(To do): Pick out each line containing the string "Proportion" and copy it.

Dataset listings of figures
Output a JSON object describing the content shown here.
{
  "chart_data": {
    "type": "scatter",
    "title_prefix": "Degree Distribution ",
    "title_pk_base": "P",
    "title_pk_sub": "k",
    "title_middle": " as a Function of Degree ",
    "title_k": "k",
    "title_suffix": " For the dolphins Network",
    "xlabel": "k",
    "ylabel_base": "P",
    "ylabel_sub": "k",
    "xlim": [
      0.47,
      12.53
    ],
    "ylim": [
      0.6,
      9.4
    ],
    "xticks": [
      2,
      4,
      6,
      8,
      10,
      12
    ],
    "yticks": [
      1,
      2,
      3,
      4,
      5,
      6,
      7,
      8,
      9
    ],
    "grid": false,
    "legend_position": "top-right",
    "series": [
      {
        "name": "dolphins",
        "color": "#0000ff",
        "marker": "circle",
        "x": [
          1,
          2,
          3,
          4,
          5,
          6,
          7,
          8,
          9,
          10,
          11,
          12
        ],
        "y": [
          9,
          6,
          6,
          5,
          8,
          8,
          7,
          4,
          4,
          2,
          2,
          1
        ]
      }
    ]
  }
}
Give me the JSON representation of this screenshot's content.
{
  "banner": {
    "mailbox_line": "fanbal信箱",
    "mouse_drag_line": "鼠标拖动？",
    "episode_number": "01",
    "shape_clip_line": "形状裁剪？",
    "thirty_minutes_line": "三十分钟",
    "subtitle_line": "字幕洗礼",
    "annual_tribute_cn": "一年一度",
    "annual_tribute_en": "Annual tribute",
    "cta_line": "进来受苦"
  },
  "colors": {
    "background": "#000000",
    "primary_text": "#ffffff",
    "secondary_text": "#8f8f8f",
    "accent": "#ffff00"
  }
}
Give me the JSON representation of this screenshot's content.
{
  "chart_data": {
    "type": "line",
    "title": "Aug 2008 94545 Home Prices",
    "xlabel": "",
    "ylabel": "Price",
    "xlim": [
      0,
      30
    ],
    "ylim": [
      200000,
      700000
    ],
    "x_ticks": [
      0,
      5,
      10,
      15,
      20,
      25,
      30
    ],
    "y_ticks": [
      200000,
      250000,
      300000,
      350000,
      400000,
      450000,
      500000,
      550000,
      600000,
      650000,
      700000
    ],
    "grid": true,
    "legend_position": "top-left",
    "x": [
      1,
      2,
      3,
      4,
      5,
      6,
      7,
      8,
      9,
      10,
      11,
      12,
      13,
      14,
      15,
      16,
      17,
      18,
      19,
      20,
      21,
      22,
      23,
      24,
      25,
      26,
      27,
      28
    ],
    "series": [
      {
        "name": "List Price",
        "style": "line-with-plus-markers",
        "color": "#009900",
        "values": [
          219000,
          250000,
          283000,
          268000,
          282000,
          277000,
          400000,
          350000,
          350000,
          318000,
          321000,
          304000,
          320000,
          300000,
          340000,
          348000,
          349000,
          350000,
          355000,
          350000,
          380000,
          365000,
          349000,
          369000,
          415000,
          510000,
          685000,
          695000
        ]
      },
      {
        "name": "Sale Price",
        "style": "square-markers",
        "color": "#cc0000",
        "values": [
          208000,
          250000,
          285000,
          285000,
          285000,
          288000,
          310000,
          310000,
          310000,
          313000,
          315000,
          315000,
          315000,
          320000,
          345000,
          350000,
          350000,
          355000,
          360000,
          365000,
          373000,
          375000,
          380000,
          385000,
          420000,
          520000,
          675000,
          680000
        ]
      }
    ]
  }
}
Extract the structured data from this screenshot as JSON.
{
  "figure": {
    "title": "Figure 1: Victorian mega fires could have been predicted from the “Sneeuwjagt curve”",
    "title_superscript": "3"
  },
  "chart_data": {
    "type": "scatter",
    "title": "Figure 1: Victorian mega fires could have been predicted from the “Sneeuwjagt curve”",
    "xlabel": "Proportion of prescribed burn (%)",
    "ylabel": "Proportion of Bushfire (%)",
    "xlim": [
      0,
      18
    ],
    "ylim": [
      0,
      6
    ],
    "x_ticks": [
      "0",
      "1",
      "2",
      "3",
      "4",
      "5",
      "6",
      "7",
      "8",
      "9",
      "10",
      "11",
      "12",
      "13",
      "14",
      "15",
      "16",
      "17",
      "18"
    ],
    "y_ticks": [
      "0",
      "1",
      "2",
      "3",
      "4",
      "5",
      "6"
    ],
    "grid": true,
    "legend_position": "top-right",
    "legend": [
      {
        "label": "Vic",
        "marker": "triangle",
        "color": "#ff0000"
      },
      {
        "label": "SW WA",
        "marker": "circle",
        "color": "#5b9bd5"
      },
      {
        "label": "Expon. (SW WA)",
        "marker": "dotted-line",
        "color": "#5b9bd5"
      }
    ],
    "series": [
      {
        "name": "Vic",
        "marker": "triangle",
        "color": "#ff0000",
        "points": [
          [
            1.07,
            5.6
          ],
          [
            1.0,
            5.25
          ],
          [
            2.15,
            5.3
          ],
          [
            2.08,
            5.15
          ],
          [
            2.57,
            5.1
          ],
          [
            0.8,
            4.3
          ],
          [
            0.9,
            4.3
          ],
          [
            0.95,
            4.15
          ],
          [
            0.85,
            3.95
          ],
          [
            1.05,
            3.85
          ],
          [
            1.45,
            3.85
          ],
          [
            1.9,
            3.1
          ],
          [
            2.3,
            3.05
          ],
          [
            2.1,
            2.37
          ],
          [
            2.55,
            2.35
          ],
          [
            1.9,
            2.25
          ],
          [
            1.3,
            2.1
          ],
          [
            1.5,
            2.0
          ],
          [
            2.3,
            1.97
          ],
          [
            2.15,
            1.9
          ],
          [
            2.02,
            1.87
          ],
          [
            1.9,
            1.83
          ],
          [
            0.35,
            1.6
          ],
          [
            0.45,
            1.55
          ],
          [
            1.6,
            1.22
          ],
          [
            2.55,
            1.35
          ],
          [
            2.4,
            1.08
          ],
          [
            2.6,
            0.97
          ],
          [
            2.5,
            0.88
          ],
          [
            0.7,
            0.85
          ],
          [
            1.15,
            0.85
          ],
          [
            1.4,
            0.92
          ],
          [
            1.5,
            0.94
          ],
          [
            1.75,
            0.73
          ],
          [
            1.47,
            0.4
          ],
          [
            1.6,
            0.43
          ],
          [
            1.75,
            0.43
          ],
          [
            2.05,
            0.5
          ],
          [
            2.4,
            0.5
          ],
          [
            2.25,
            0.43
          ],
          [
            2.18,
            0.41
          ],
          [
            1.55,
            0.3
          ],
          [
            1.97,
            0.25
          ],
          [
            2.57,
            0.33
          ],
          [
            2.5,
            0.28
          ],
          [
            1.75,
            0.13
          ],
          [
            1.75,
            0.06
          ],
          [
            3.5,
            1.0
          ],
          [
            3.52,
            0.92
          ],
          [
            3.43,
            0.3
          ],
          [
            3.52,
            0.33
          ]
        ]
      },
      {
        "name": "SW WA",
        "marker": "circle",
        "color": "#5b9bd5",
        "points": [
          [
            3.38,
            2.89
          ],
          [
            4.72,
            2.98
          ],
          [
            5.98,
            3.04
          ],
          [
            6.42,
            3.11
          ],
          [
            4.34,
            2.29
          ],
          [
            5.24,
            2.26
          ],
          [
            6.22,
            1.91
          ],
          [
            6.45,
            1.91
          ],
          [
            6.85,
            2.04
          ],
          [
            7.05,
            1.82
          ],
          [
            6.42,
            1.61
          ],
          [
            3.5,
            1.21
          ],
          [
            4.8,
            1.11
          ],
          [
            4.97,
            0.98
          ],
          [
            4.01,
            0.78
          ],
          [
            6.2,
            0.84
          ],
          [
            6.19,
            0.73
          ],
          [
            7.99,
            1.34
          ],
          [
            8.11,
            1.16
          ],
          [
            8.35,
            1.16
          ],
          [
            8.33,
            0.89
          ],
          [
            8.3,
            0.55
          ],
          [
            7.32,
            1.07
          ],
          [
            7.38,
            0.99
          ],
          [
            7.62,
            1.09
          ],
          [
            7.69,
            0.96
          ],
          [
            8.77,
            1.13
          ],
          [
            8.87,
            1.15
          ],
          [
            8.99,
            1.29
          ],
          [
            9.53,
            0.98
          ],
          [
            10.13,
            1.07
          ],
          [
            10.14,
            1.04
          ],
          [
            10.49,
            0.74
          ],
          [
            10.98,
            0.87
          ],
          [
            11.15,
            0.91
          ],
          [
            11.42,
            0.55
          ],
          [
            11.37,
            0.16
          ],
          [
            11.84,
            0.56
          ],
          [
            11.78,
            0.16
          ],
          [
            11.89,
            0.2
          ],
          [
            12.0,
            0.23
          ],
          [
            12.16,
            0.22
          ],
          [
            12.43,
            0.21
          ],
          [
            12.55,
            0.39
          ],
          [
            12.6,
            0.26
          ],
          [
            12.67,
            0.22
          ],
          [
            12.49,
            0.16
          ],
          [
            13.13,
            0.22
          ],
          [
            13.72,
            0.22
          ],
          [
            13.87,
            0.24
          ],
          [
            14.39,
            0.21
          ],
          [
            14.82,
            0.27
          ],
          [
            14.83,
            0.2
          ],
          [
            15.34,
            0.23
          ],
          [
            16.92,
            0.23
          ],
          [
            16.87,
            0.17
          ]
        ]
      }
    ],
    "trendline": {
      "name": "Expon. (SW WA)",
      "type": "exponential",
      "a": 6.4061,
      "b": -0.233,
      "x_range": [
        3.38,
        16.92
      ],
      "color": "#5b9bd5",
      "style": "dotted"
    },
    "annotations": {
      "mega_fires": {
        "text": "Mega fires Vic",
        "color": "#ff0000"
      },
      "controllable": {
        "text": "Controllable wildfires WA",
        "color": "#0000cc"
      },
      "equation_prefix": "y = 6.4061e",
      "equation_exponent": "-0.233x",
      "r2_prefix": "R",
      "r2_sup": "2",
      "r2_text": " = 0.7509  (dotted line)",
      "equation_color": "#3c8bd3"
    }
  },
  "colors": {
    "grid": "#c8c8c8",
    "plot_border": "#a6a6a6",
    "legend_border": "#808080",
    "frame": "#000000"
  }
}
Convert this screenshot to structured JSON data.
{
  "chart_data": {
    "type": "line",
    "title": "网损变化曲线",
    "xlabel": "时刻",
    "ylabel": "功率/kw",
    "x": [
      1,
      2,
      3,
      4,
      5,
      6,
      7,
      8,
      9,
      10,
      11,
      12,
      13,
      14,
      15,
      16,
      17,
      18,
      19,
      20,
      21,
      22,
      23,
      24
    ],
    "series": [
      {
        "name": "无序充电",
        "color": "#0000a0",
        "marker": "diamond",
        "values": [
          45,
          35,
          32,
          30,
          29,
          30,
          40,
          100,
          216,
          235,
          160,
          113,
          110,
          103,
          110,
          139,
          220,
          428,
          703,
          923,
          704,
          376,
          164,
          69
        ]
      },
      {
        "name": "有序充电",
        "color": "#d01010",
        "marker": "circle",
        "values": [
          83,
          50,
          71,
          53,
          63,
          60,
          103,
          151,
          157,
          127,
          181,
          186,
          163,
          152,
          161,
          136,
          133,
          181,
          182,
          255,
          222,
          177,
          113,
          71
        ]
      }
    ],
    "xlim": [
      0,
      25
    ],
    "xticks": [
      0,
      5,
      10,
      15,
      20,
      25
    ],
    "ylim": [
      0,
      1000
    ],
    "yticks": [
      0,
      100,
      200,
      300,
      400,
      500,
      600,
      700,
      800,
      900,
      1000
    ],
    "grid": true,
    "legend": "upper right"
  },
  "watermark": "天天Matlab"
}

(Exercise answer):
    "xlabel": "Proportion of prescribed burn (%)",
    "ylabel": "Proportion of Bushfire (%)",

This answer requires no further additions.